[Figure content listings]
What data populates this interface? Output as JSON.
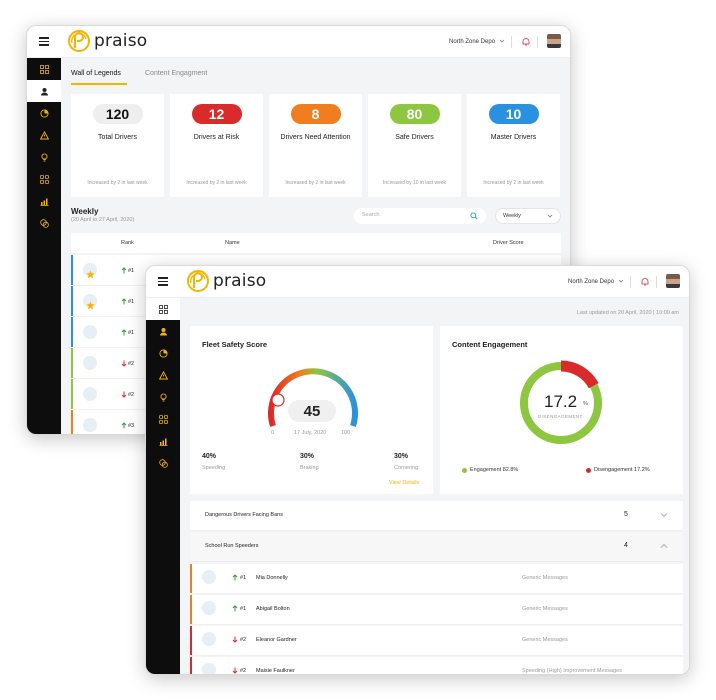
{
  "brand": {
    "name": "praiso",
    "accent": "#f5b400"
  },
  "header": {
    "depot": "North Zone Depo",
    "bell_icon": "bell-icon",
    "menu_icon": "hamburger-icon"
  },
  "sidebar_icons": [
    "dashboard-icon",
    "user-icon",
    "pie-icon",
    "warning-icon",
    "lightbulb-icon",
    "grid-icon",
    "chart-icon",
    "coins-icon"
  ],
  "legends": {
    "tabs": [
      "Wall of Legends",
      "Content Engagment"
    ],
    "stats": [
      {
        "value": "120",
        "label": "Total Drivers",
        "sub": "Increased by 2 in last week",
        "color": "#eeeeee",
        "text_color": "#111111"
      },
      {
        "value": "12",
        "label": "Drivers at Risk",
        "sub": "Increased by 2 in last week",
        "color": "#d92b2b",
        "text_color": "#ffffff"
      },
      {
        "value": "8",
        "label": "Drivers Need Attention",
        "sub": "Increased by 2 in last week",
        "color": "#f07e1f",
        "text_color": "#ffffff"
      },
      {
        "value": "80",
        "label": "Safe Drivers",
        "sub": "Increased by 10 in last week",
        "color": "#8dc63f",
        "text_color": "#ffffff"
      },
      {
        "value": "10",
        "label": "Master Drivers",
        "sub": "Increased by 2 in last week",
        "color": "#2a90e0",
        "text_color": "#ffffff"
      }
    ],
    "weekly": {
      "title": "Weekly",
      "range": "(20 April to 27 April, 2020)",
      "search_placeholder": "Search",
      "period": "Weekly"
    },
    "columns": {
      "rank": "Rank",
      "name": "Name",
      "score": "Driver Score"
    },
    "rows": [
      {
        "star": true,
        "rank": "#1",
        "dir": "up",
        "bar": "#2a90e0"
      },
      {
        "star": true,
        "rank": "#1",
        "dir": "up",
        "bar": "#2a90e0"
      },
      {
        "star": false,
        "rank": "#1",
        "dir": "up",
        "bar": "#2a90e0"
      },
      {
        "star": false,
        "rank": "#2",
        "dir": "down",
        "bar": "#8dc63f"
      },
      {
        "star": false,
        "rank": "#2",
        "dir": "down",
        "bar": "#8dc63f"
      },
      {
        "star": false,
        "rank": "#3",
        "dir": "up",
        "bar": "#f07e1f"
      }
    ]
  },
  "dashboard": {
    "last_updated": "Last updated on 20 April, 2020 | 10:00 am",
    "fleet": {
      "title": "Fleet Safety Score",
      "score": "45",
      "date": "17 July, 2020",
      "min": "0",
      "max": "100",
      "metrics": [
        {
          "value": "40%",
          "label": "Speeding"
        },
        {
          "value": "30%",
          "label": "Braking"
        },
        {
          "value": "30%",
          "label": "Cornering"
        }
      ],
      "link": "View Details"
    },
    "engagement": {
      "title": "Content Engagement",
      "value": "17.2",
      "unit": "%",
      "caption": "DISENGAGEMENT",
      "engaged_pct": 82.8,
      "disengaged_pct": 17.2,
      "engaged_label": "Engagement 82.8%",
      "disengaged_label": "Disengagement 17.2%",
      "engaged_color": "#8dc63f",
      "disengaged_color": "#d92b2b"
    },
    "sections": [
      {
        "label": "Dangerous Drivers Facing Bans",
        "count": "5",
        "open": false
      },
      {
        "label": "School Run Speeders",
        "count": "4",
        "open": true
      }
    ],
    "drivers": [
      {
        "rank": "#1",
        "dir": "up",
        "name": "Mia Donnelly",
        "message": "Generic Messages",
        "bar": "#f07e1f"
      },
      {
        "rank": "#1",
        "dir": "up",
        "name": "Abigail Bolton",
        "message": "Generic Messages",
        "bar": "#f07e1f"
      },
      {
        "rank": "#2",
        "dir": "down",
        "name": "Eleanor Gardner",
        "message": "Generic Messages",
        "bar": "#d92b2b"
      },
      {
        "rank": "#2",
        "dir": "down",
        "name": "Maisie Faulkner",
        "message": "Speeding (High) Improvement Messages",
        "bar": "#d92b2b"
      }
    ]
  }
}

*What is required*
From the data, collect all lines where the string "name" appears.

*Response for this exercise*
    "name": "praiso",
      "name": "Name",
        "name": "Mia Donnelly",
        "name": "Abigail Bolton",
        "name": "Eleanor Gardner",
        "name": "Maisie Faulkner",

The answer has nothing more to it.